* THE PROBLEM
Collect each line containing "alarmowy".

* EXERCISE INPUTS
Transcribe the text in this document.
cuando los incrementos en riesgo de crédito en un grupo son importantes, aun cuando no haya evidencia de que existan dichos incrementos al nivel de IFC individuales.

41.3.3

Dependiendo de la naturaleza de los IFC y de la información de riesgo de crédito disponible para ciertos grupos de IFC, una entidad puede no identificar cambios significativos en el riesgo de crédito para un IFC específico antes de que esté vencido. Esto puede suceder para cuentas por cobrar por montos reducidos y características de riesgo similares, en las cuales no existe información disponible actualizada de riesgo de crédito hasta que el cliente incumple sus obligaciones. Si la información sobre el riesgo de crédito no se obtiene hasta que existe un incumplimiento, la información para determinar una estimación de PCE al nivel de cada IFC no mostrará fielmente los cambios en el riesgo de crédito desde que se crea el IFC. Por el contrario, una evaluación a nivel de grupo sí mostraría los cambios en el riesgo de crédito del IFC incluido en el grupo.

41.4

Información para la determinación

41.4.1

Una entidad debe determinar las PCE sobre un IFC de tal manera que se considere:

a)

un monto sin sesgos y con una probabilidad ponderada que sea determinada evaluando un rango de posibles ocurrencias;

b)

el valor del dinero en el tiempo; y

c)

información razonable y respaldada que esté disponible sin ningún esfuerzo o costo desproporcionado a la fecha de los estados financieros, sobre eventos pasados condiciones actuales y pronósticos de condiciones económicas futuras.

==

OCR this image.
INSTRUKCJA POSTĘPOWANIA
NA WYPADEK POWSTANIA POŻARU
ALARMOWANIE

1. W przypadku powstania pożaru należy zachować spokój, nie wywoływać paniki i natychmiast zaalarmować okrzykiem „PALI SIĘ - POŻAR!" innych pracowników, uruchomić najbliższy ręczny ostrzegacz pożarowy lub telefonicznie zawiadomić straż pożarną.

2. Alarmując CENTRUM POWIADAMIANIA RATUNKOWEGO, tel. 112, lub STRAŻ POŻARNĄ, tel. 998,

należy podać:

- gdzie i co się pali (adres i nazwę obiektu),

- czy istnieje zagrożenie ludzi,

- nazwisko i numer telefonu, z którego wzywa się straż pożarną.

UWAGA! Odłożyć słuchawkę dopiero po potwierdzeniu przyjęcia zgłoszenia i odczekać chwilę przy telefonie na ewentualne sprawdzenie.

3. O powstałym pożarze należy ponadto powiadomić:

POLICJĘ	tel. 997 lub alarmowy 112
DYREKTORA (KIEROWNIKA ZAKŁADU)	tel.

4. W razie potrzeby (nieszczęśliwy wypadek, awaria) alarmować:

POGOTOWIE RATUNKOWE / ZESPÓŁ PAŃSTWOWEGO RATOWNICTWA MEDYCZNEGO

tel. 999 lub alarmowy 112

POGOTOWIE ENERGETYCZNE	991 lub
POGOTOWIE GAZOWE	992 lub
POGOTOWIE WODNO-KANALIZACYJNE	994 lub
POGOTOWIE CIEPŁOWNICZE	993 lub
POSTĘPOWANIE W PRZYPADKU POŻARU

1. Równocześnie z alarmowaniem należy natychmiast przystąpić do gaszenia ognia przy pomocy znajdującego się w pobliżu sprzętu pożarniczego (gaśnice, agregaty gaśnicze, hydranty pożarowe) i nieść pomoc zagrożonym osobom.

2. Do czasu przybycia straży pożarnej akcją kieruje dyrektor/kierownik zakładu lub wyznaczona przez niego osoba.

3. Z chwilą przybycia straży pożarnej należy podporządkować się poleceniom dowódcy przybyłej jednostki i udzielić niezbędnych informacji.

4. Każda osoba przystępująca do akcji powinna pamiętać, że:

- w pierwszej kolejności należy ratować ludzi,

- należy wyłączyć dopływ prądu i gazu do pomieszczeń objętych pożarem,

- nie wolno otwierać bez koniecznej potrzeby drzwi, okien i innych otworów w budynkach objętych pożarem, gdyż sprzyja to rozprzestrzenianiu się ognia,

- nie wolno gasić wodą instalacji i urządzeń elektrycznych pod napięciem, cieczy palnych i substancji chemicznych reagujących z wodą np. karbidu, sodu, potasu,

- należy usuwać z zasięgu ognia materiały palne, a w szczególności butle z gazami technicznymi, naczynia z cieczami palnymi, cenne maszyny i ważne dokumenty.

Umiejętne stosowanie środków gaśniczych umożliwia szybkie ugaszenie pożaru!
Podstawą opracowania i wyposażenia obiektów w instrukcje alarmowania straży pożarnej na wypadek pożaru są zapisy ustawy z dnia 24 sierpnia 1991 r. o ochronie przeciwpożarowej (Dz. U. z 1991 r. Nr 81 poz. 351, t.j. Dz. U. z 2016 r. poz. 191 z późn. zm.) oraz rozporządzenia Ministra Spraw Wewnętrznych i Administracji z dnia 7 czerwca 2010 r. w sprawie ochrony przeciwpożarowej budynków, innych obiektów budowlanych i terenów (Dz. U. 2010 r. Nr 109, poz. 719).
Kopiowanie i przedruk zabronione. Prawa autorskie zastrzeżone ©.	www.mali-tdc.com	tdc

* SOLUTION BELOW
POLICJĘ	tel. 997 lub alarmowy 112
tel. 999 lub alarmowy 112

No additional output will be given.